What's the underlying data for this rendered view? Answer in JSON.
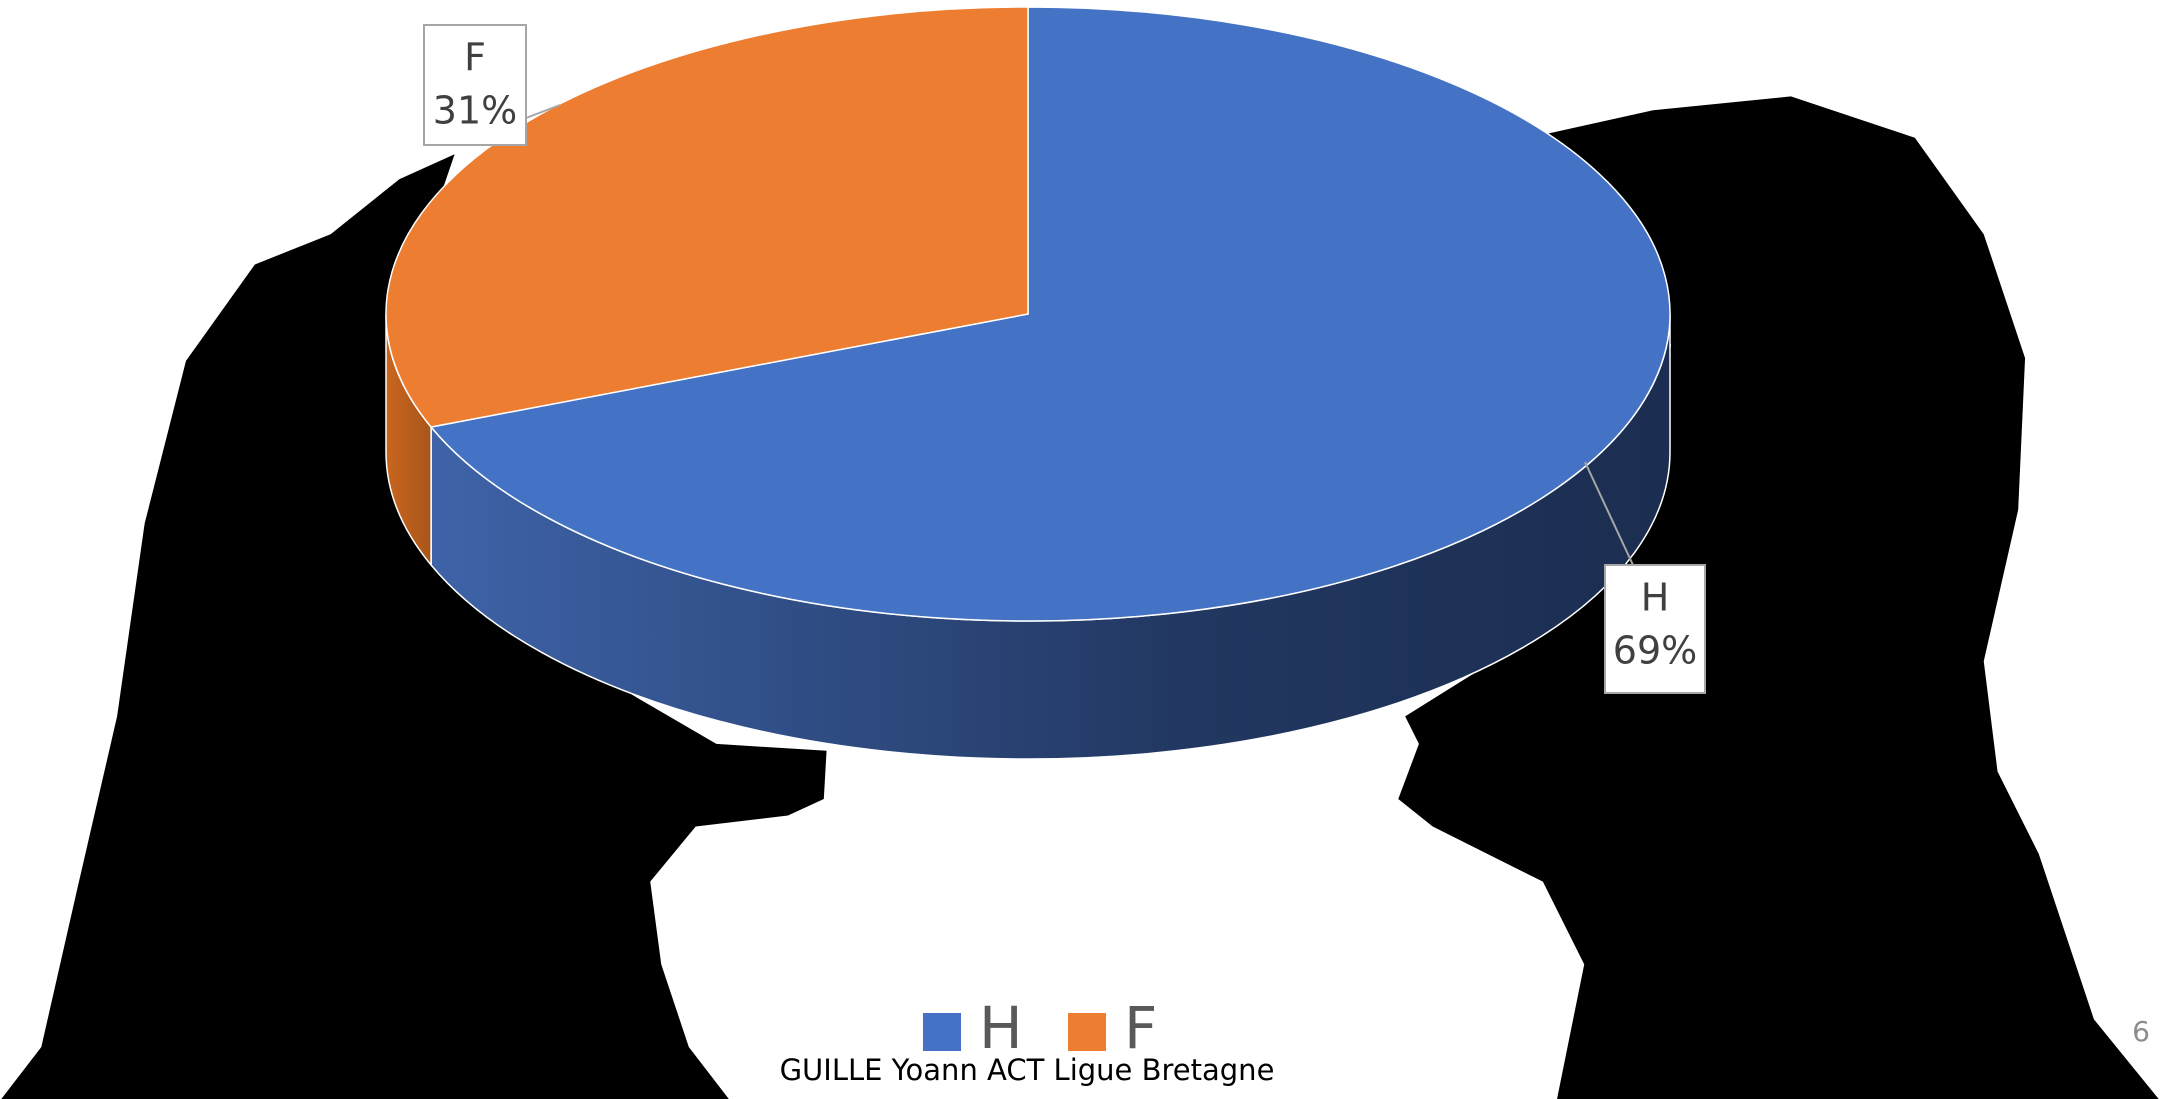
{
  "chart_data": {
    "type": "pie",
    "categories": [
      "H",
      "F"
    ],
    "values": [
      69,
      31
    ],
    "value_labels": [
      "69%",
      "31%"
    ],
    "colors": [
      "#4472c4",
      "#ed7d31"
    ],
    "legend": "bottom"
  },
  "footer": "GUILLE Yoann ACT Ligue Bretagne",
  "slide_number": "6"
}
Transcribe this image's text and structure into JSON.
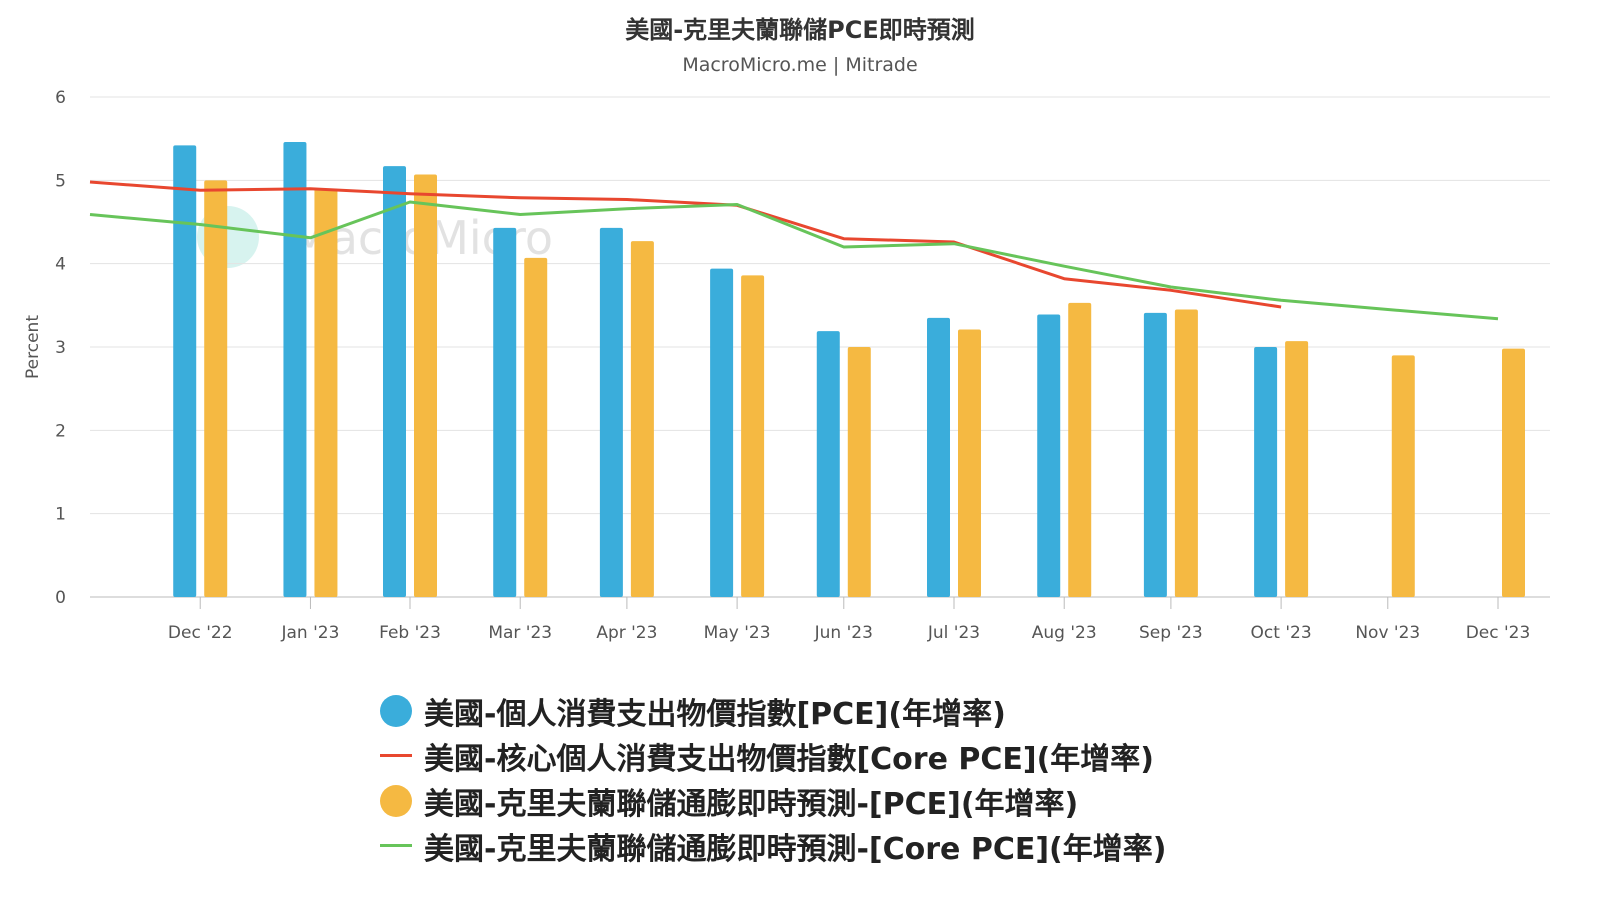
{
  "chart_data": {
    "type": "bar",
    "title": "美國-克里夫蘭聯儲PCE即時預測",
    "subtitle": "MacroMicro.me | Mitrade",
    "watermark": "MacroMicro",
    "ylabel": "Percent",
    "ylim": [
      0,
      6
    ],
    "yticks": [
      "0",
      "1",
      "2",
      "3",
      "4",
      "5",
      "6"
    ],
    "grid": true,
    "legend_position": "bottom",
    "categories": [
      "Dec '22",
      "Jan '23",
      "Feb '23",
      "Mar '23",
      "Apr '23",
      "May '23",
      "Jun '23",
      "Jul '23",
      "Aug '23",
      "Sep '23",
      "Oct '23",
      "Nov '23",
      "Dec '23"
    ],
    "series": [
      {
        "name": "美國-個人消費支出物價指數[PCE](年增率)",
        "kind": "bar",
        "color": "#3AADDB",
        "values": [
          5.42,
          5.46,
          5.17,
          4.43,
          4.43,
          3.94,
          3.19,
          3.35,
          3.39,
          3.41,
          3.0,
          null,
          null
        ]
      },
      {
        "name": "美國-核心個人消費支出物價指數[Core PCE](年增率)",
        "kind": "line",
        "color": "#E8472F",
        "x": [
          "2022-11-30",
          "2022-12-31",
          "2023-01-31",
          "2023-02-28",
          "2023-03-31",
          "2023-04-30",
          "2023-05-31",
          "2023-06-30",
          "2023-07-31",
          "2023-08-31",
          "2023-09-30",
          "2023-10-31"
        ],
        "values": [
          4.98,
          4.88,
          4.9,
          4.84,
          4.79,
          4.77,
          4.7,
          4.3,
          4.26,
          3.82,
          3.68,
          3.48
        ]
      },
      {
        "name": "美國-克里夫蘭聯儲通膨即時預測-[PCE](年增率)",
        "kind": "bar",
        "color": "#F5B942",
        "values": [
          5.0,
          4.9,
          5.07,
          4.07,
          4.27,
          3.86,
          3.0,
          3.21,
          3.53,
          3.45,
          3.07,
          2.9,
          2.98
        ]
      },
      {
        "name": "美國-克里夫蘭聯儲通膨即時預測-[Core PCE](年增率)",
        "kind": "line",
        "color": "#67C45A",
        "x": [
          "2022-11-30",
          "2022-12-31",
          "2023-01-31",
          "2023-02-28",
          "2023-03-31",
          "2023-04-30",
          "2023-05-31",
          "2023-06-30",
          "2023-07-31",
          "2023-08-31",
          "2023-09-30",
          "2023-10-31",
          "2023-11-30",
          "2023-12-31"
        ],
        "values": [
          4.59,
          4.47,
          4.31,
          4.74,
          4.59,
          4.66,
          4.71,
          4.2,
          4.24,
          3.97,
          3.72,
          3.56,
          3.45,
          3.34
        ]
      }
    ]
  }
}
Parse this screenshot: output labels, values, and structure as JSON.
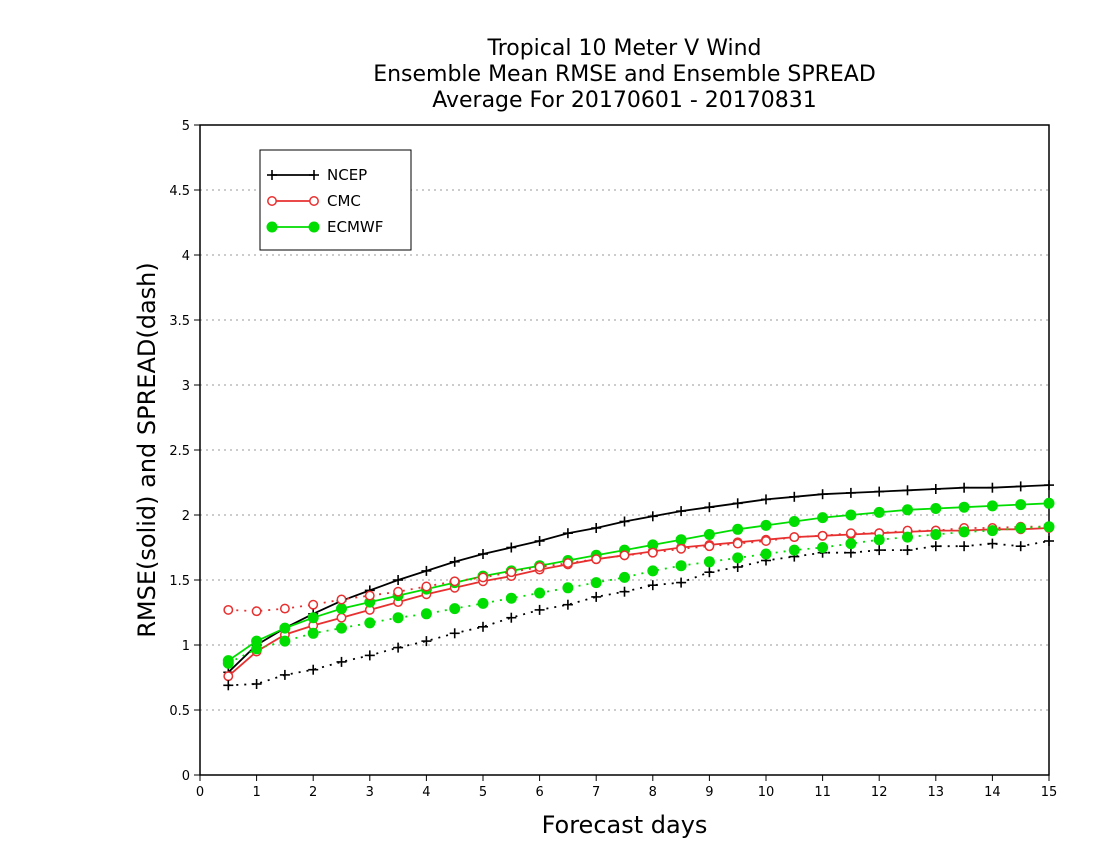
{
  "chart_data": {
    "type": "line",
    "title": [
      "Tropical 10 Meter V Wind",
      "Ensemble Mean RMSE and Ensemble SPREAD",
      "Average For 20170601 - 20170831"
    ],
    "xlabel": "Forecast days",
    "ylabel": "RMSE(solid) and SPREAD(dash)",
    "xlim": [
      0,
      15
    ],
    "ylim": [
      0,
      5
    ],
    "xticks": [
      "0",
      "1",
      "2",
      "3",
      "4",
      "5",
      "6",
      "7",
      "8",
      "9",
      "10",
      "11",
      "12",
      "13",
      "14",
      "15"
    ],
    "yticks": [
      "0",
      "0.5",
      "1",
      "1.5",
      "2",
      "2.5",
      "3",
      "3.5",
      "4",
      "4.5",
      "5"
    ],
    "grid": "horizontal dotted",
    "legend_position": "top-left",
    "x": [
      0.5,
      1,
      1.5,
      2,
      2.5,
      3,
      3.5,
      4,
      4.5,
      5,
      5.5,
      6,
      6.5,
      7,
      7.5,
      8,
      8.5,
      9,
      9.5,
      10,
      10.5,
      11,
      11.5,
      12,
      12.5,
      13,
      13.5,
      14,
      14.5,
      15
    ],
    "series": [
      {
        "name": "NCEP",
        "kind": "rmse",
        "color": "#000000",
        "marker": "plus",
        "values": [
          0.79,
          1.0,
          1.13,
          1.24,
          1.34,
          1.42,
          1.5,
          1.57,
          1.64,
          1.7,
          1.75,
          1.8,
          1.86,
          1.9,
          1.95,
          1.99,
          2.03,
          2.06,
          2.09,
          2.12,
          2.14,
          2.16,
          2.17,
          2.18,
          2.19,
          2.2,
          2.21,
          2.21,
          2.22,
          2.23
        ]
      },
      {
        "name": "CMC",
        "kind": "rmse",
        "color": "#e83030",
        "marker": "open-circle",
        "values": [
          0.76,
          0.95,
          1.08,
          1.15,
          1.21,
          1.27,
          1.33,
          1.39,
          1.44,
          1.49,
          1.53,
          1.58,
          1.62,
          1.66,
          1.69,
          1.72,
          1.75,
          1.77,
          1.79,
          1.81,
          1.83,
          1.84,
          1.85,
          1.86,
          1.87,
          1.88,
          1.88,
          1.89,
          1.89,
          1.9
        ]
      },
      {
        "name": "ECMWF",
        "kind": "rmse",
        "color": "#00dd00",
        "marker": "filled-circle",
        "values": [
          0.88,
          1.03,
          1.13,
          1.21,
          1.28,
          1.33,
          1.38,
          1.43,
          1.48,
          1.53,
          1.57,
          1.61,
          1.65,
          1.69,
          1.73,
          1.77,
          1.81,
          1.85,
          1.89,
          1.92,
          1.95,
          1.98,
          2.0,
          2.02,
          2.04,
          2.05,
          2.06,
          2.07,
          2.08,
          2.09
        ]
      },
      {
        "name": "NCEP",
        "kind": "spread",
        "color": "#000000",
        "marker": "plus",
        "values": [
          0.69,
          0.7,
          0.77,
          0.81,
          0.87,
          0.92,
          0.98,
          1.03,
          1.09,
          1.14,
          1.21,
          1.27,
          1.31,
          1.37,
          1.41,
          1.46,
          1.48,
          1.56,
          1.6,
          1.65,
          1.68,
          1.71,
          1.71,
          1.73,
          1.73,
          1.76,
          1.76,
          1.78,
          1.76,
          1.8
        ]
      },
      {
        "name": "CMC",
        "kind": "spread",
        "color": "#e83030",
        "marker": "open-circle",
        "values": [
          1.27,
          1.26,
          1.28,
          1.31,
          1.35,
          1.38,
          1.41,
          1.45,
          1.49,
          1.52,
          1.56,
          1.6,
          1.63,
          1.66,
          1.69,
          1.71,
          1.74,
          1.76,
          1.78,
          1.8,
          1.83,
          1.84,
          1.86,
          1.86,
          1.88,
          1.88,
          1.9,
          1.9,
          1.91,
          1.91
        ]
      },
      {
        "name": "ECMWF",
        "kind": "spread",
        "color": "#00dd00",
        "marker": "filled-circle",
        "values": [
          0.86,
          0.97,
          1.03,
          1.09,
          1.13,
          1.17,
          1.21,
          1.24,
          1.28,
          1.32,
          1.36,
          1.4,
          1.44,
          1.48,
          1.52,
          1.57,
          1.61,
          1.64,
          1.67,
          1.7,
          1.73,
          1.75,
          1.78,
          1.81,
          1.83,
          1.85,
          1.87,
          1.88,
          1.9,
          1.91
        ]
      }
    ]
  }
}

○ ○ ○ ○ ○

— DIRECTION —
Transcribe the records above exactly as they appear, leaving out any pictures.

— SOLUTION TO THIS TASK —
What's the underlying data for this rendered view? Answer in JSON.
{
  "chart_data": {
    "type": "pie",
    "categories": [
      "H",
      "F"
    ],
    "values": [
      69,
      31
    ],
    "value_labels": [
      "69%",
      "31%"
    ],
    "colors": [
      "#4472c4",
      "#ed7d31"
    ],
    "legend": "bottom"
  },
  "footer": "GUILLE Yoann ACT Ligue Bretagne",
  "slide_number": "6"
}
Transcribe this image's text and structure into JSON.
{
  "chart_data": {
    "type": "bar",
    "title": "美國-克里夫蘭聯儲PCE即時預測",
    "subtitle": "MacroMicro.me | Mitrade",
    "watermark": "MacroMicro",
    "ylabel": "Percent",
    "ylim": [
      0,
      6
    ],
    "yticks": [
      "0",
      "1",
      "2",
      "3",
      "4",
      "5",
      "6"
    ],
    "grid": true,
    "legend_position": "bottom",
    "categories": [
      "Dec '22",
      "Jan '23",
      "Feb '23",
      "Mar '23",
      "Apr '23",
      "May '23",
      "Jun '23",
      "Jul '23",
      "Aug '23",
      "Sep '23",
      "Oct '23",
      "Nov '23",
      "Dec '23"
    ],
    "series": [
      {
        "name": "美國-個人消費支出物價指數[PCE](年增率)",
        "kind": "bar",
        "color": "#3AADDB",
        "values": [
          5.42,
          5.46,
          5.17,
          4.43,
          4.43,
          3.94,
          3.19,
          3.35,
          3.39,
          3.41,
          3.0,
          null,
          null
        ]
      },
      {
        "name": "美國-核心個人消費支出物價指數[Core PCE](年增率)",
        "kind": "line",
        "color": "#E8472F",
        "x": [
          "2022-11-30",
          "2022-12-31",
          "2023-01-31",
          "2023-02-28",
          "2023-03-31",
          "2023-04-30",
          "2023-05-31",
          "2023-06-30",
          "2023-07-31",
          "2023-08-31",
          "2023-09-30",
          "2023-10-31"
        ],
        "values": [
          4.98,
          4.88,
          4.9,
          4.84,
          4.79,
          4.77,
          4.7,
          4.3,
          4.26,
          3.82,
          3.68,
          3.48
        ]
      },
      {
        "name": "美國-克里夫蘭聯儲通膨即時預測-[PCE](年增率)",
        "kind": "bar",
        "color": "#F5B942",
        "values": [
          5.0,
          4.9,
          5.07,
          4.07,
          4.27,
          3.86,
          3.0,
          3.21,
          3.53,
          3.45,
          3.07,
          2.9,
          2.98
        ]
      },
      {
        "name": "美國-克里夫蘭聯儲通膨即時預測-[Core PCE](年增率)",
        "kind": "line",
        "color": "#67C45A",
        "x": [
          "2022-11-30",
          "2022-12-31",
          "2023-01-31",
          "2023-02-28",
          "2023-03-31",
          "2023-04-30",
          "2023-05-31",
          "2023-06-30",
          "2023-07-31",
          "2023-08-31",
          "2023-09-30",
          "2023-10-31",
          "2023-11-30",
          "2023-12-31"
        ],
        "values": [
          4.59,
          4.47,
          4.31,
          4.74,
          4.59,
          4.66,
          4.71,
          4.2,
          4.24,
          3.97,
          3.72,
          3.56,
          3.45,
          3.34
        ]
      }
    ]
  }
}
Parse this screenshot: output labels, values, and structure as JSON.
{
  "chart_data": {
    "type": "line",
    "title": [
      "Tropical 10 Meter V Wind",
      "Ensemble Mean RMSE and Ensemble SPREAD",
      "Average For 20170601 - 20170831"
    ],
    "xlabel": "Forecast days",
    "ylabel": "RMSE(solid) and SPREAD(dash)",
    "xlim": [
      0,
      15
    ],
    "ylim": [
      0,
      5
    ],
    "xticks": [
      "0",
      "1",
      "2",
      "3",
      "4",
      "5",
      "6",
      "7",
      "8",
      "9",
      "10",
      "11",
      "12",
      "13",
      "14",
      "15"
    ],
    "yticks": [
      "0",
      "0.5",
      "1",
      "1.5",
      "2",
      "2.5",
      "3",
      "3.5",
      "4",
      "4.5",
      "5"
    ],
    "grid": "horizontal dotted",
    "legend_position": "top-left",
    "x": [
      0.5,
      1,
      1.5,
      2,
      2.5,
      3,
      3.5,
      4,
      4.5,
      5,
      5.5,
      6,
      6.5,
      7,
      7.5,
      8,
      8.5,
      9,
      9.5,
      10,
      10.5,
      11,
      11.5,
      12,
      12.5,
      13,
      13.5,
      14,
      14.5,
      15
    ],
    "series": [
      {
        "name": "NCEP",
        "kind": "rmse",
        "color": "#000000",
        "marker": "plus",
        "values": [
          0.79,
          1.0,
          1.13,
          1.24,
          1.34,
          1.42,
          1.5,
          1.57,
          1.64,
          1.7,
          1.75,
          1.8,
          1.86,
          1.9,
          1.95,
          1.99,
          2.03,
          2.06,
          2.09,
          2.12,
          2.14,
          2.16,
          2.17,
          2.18,
          2.19,
          2.2,
          2.21,
          2.21,
          2.22,
          2.23
        ]
      },
      {
        "name": "CMC",
        "kind": "rmse",
        "color": "#e83030",
        "marker": "open-circle",
        "values": [
          0.76,
          0.95,
          1.08,
          1.15,
          1.21,
          1.27,
          1.33,
          1.39,
          1.44,
          1.49,
          1.53,
          1.58,
          1.62,
          1.66,
          1.69,
          1.72,
          1.75,
          1.77,
          1.79,
          1.81,
          1.83,
          1.84,
          1.85,
          1.86,
          1.87,
          1.88,
          1.88,
          1.89,
          1.89,
          1.9
        ]
      },
      {
        "name": "ECMWF",
        "kind": "rmse",
        "color": "#00dd00",
        "marker": "filled-circle",
        "values": [
          0.88,
          1.03,
          1.13,
          1.21,
          1.28,
          1.33,
          1.38,
          1.43,
          1.48,
          1.53,
          1.57,
          1.61,
          1.65,
          1.69,
          1.73,
          1.77,
          1.81,
          1.85,
          1.89,
          1.92,
          1.95,
          1.98,
          2.0,
          2.02,
          2.04,
          2.05,
          2.06,
          2.07,
          2.08,
          2.09
        ]
      },
      {
        "name": "NCEP",
        "kind": "spread",
        "color": "#000000",
        "marker": "plus",
        "values": [
          0.69,
          0.7,
          0.77,
          0.81,
          0.87,
          0.92,
          0.98,
          1.03,
          1.09,
          1.14,
          1.21,
          1.27,
          1.31,
          1.37,
          1.41,
          1.46,
          1.48,
          1.56,
          1.6,
          1.65,
          1.68,
          1.71,
          1.71,
          1.73,
          1.73,
          1.76,
          1.76,
          1.78,
          1.76,
          1.8
        ]
      },
      {
        "name": "CMC",
        "kind": "spread",
        "color": "#e83030",
        "marker": "open-circle",
        "values": [
          1.27,
          1.26,
          1.28,
          1.31,
          1.35,
          1.38,
          1.41,
          1.45,
          1.49,
          1.52,
          1.56,
          1.6,
          1.63,
          1.66,
          1.69,
          1.71,
          1.74,
          1.76,
          1.78,
          1.8,
          1.83,
          1.84,
          1.86,
          1.86,
          1.88,
          1.88,
          1.9,
          1.9,
          1.91,
          1.91
        ]
      },
      {
        "name": "ECMWF",
        "kind": "spread",
        "color": "#00dd00",
        "marker": "filled-circle",
        "values": [
          0.86,
          0.97,
          1.03,
          1.09,
          1.13,
          1.17,
          1.21,
          1.24,
          1.28,
          1.32,
          1.36,
          1.4,
          1.44,
          1.48,
          1.52,
          1.57,
          1.61,
          1.64,
          1.67,
          1.7,
          1.73,
          1.75,
          1.78,
          1.81,
          1.83,
          1.85,
          1.87,
          1.88,
          1.9,
          1.91
        ]
      }
    ]
  }
}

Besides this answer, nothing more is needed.